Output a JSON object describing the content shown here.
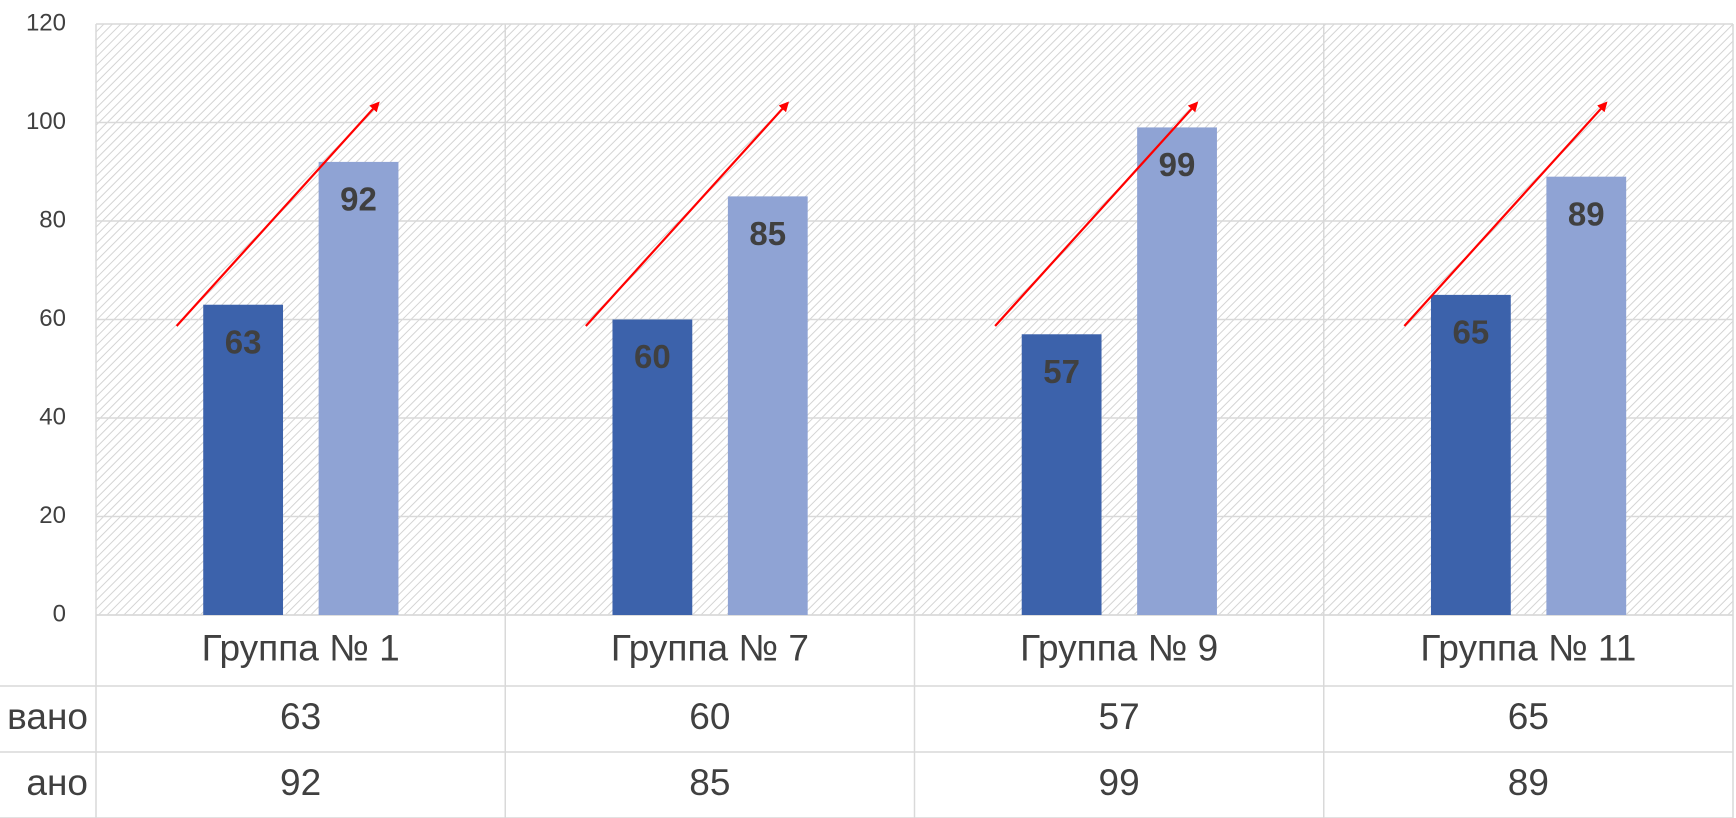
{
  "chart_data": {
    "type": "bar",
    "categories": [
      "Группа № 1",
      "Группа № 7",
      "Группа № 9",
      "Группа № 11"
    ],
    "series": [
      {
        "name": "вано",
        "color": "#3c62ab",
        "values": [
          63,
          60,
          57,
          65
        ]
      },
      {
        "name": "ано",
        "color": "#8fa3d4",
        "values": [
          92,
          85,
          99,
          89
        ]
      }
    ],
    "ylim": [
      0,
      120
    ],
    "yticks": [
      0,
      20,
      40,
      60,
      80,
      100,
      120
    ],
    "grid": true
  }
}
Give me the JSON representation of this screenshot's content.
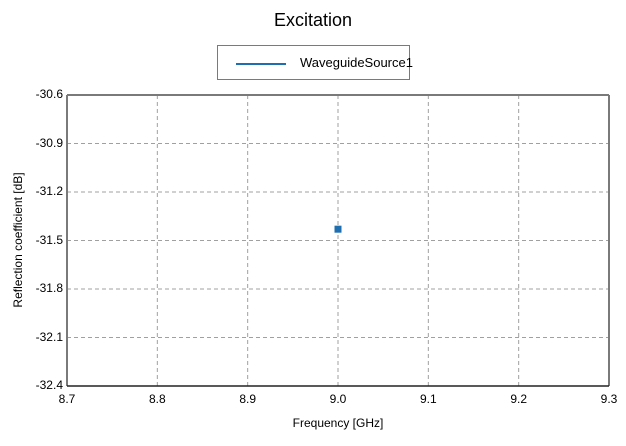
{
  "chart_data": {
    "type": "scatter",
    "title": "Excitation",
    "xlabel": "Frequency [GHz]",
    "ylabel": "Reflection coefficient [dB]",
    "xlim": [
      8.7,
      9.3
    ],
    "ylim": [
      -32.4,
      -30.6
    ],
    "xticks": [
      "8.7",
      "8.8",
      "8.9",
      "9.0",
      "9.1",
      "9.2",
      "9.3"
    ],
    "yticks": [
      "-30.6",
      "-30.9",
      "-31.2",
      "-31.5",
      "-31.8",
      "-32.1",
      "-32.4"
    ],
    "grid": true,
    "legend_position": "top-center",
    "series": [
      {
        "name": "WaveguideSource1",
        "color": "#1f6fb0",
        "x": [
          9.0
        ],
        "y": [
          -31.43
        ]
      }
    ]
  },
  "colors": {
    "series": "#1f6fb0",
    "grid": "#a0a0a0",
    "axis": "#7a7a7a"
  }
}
● ● ● ● ● ● ●
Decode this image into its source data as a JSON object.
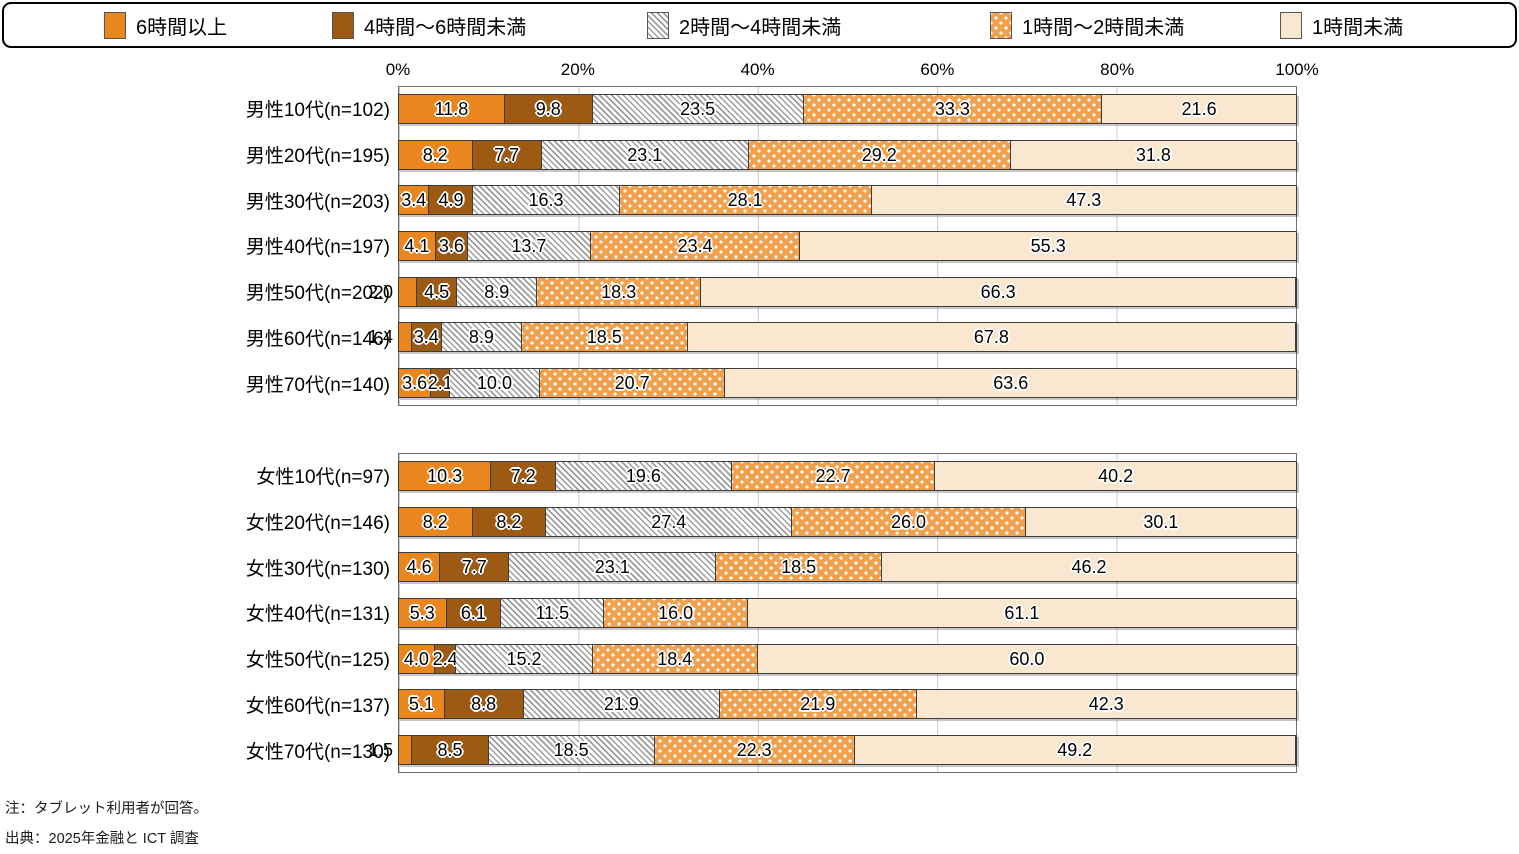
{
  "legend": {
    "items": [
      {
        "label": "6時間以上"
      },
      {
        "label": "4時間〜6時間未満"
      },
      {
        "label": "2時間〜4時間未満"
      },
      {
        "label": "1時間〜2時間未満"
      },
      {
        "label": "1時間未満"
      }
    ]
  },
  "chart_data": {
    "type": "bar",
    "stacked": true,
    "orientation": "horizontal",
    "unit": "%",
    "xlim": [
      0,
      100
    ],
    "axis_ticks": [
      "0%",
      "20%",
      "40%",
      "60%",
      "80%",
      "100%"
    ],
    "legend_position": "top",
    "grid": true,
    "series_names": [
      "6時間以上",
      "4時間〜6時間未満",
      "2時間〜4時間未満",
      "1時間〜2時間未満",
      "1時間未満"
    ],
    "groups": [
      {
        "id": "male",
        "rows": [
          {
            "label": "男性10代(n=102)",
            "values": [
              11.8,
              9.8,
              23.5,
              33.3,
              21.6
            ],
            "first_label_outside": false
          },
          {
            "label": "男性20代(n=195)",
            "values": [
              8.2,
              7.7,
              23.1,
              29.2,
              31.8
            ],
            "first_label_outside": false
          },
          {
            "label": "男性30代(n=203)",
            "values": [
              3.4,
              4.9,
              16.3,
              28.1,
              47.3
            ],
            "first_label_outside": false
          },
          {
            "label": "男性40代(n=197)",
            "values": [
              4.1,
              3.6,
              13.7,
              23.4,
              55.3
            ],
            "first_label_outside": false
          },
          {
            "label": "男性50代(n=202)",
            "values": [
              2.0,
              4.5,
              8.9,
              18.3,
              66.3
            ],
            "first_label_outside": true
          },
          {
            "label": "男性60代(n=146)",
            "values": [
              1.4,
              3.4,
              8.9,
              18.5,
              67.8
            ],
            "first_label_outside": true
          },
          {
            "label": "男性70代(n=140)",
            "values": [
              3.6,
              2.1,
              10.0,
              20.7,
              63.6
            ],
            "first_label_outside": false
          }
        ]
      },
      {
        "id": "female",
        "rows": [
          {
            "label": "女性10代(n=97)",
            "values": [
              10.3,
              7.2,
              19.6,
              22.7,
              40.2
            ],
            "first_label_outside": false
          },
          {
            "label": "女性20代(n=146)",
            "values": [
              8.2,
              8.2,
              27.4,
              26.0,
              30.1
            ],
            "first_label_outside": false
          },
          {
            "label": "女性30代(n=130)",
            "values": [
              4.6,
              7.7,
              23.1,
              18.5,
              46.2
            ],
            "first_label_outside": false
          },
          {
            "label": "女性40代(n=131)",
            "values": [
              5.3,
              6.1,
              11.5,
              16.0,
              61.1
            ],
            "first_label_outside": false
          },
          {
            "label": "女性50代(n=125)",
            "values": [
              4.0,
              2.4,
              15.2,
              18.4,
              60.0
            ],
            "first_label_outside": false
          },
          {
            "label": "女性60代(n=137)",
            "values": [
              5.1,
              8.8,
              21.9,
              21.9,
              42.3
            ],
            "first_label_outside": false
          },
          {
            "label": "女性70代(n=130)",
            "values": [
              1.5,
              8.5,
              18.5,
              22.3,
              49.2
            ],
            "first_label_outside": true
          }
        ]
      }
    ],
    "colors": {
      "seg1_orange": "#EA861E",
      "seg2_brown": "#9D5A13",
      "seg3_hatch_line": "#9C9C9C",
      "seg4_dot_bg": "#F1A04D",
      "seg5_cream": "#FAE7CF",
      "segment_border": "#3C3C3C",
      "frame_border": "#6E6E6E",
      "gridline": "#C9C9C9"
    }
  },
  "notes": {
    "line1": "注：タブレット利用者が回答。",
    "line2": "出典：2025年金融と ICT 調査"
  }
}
● ● ● ● ● ● ●
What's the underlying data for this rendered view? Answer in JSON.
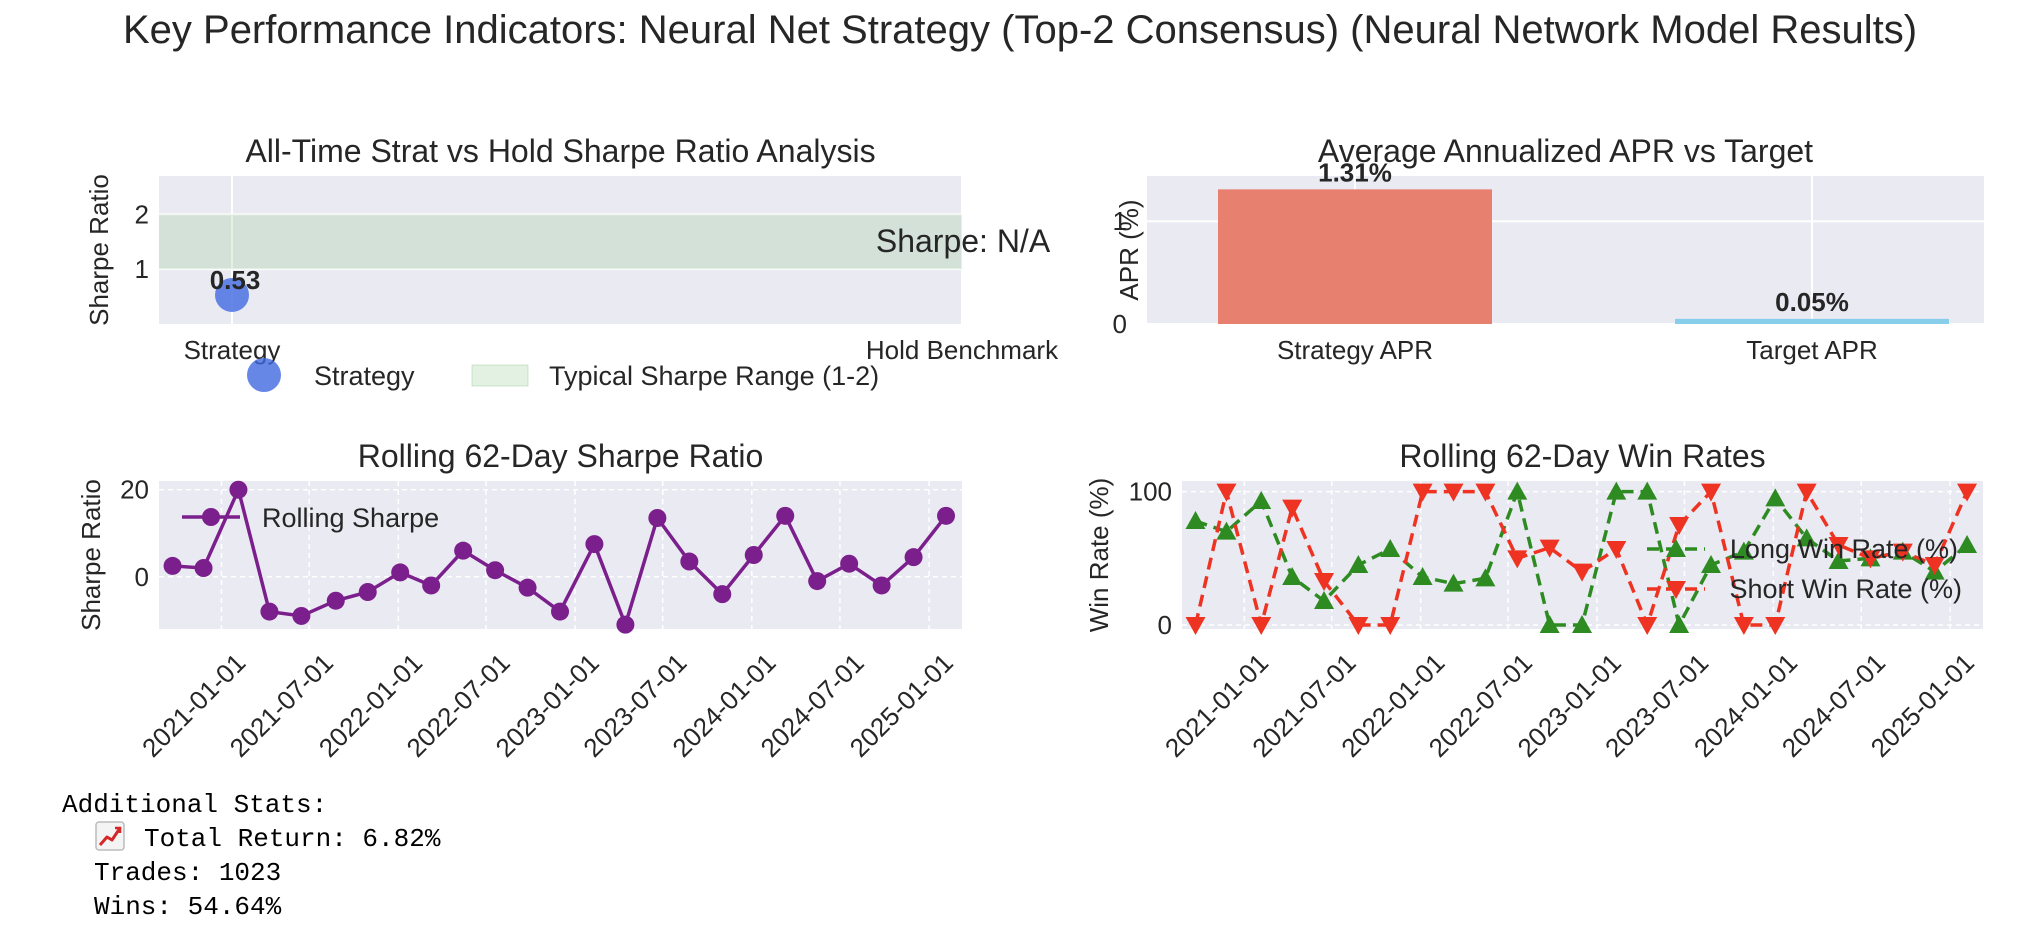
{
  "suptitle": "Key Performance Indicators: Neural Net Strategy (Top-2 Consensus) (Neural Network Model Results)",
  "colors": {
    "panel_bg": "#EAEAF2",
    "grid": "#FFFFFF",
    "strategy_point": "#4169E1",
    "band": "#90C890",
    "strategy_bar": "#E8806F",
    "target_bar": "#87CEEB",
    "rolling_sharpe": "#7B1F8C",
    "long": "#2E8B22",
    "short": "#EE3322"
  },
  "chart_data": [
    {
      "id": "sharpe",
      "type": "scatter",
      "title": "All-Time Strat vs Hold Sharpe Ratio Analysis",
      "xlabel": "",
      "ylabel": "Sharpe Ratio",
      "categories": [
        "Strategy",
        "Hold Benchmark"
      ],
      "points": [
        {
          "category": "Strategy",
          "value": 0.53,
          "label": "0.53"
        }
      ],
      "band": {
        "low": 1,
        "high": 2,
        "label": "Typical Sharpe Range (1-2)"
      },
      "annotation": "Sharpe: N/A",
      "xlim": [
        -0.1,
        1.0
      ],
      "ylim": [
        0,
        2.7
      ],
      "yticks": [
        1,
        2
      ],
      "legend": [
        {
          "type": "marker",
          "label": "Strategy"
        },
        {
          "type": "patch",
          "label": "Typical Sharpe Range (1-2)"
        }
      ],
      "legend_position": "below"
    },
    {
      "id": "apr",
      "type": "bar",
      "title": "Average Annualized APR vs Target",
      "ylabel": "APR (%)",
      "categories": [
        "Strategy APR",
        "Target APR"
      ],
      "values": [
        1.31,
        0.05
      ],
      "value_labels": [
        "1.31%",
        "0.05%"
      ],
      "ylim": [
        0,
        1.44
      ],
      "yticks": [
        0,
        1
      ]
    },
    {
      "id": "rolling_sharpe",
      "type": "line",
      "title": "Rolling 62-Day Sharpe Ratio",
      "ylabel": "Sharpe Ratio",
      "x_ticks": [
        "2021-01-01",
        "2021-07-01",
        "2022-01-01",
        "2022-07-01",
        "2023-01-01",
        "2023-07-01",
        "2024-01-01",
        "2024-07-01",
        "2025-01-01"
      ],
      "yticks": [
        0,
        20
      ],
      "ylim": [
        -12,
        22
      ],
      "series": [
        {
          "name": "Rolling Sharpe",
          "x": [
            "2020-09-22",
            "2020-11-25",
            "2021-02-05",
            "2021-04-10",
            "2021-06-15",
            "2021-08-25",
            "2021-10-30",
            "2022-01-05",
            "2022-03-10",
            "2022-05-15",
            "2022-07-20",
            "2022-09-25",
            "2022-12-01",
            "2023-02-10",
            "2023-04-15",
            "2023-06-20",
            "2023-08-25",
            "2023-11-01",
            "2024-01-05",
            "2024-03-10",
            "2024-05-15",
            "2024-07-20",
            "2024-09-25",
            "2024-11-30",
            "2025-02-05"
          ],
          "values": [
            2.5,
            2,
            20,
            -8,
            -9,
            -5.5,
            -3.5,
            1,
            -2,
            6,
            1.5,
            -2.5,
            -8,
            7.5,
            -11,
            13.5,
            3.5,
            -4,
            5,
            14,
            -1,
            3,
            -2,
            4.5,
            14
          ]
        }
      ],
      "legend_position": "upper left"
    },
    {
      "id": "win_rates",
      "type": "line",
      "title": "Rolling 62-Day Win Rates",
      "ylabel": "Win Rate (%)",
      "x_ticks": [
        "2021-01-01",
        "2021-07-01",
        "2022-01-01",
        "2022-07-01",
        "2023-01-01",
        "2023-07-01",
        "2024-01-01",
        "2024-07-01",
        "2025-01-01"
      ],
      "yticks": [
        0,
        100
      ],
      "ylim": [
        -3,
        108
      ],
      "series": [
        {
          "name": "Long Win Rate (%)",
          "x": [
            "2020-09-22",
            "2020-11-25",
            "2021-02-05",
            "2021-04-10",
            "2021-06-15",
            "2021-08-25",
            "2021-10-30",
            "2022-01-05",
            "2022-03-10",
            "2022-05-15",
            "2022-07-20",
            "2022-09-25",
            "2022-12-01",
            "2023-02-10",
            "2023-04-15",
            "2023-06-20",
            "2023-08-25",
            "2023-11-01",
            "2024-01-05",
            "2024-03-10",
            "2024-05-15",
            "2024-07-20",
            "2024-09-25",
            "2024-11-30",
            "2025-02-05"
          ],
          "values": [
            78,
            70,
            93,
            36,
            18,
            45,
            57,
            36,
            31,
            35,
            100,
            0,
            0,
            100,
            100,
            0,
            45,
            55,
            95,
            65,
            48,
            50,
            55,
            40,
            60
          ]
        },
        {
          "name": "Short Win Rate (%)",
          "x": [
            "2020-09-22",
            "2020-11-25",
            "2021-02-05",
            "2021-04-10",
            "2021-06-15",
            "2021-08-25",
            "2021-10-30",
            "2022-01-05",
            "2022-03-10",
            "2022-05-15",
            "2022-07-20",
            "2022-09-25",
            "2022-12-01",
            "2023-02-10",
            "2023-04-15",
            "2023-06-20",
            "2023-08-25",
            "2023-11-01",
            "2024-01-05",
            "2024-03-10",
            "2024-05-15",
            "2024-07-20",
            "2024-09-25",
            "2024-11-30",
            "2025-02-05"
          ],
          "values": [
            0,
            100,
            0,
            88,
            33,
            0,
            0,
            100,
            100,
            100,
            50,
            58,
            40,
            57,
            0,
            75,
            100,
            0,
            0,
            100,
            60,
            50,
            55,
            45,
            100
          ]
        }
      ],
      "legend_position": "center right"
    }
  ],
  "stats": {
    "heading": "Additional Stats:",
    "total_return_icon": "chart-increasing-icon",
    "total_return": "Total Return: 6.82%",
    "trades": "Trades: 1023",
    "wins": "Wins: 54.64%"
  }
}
● ● ● ● ● ● ●
_AIM OF THE EXERCISE_: From the records above, pull out every line containing the word "JSON".

_COMPLETE ANSWER_:
Output a JSON object describing the content shown here.
Give me the JSON representation of this screenshot's content.
Decode this image into its source data as a JSON object.
What's the underlying data for this rendered view? Answer in JSON.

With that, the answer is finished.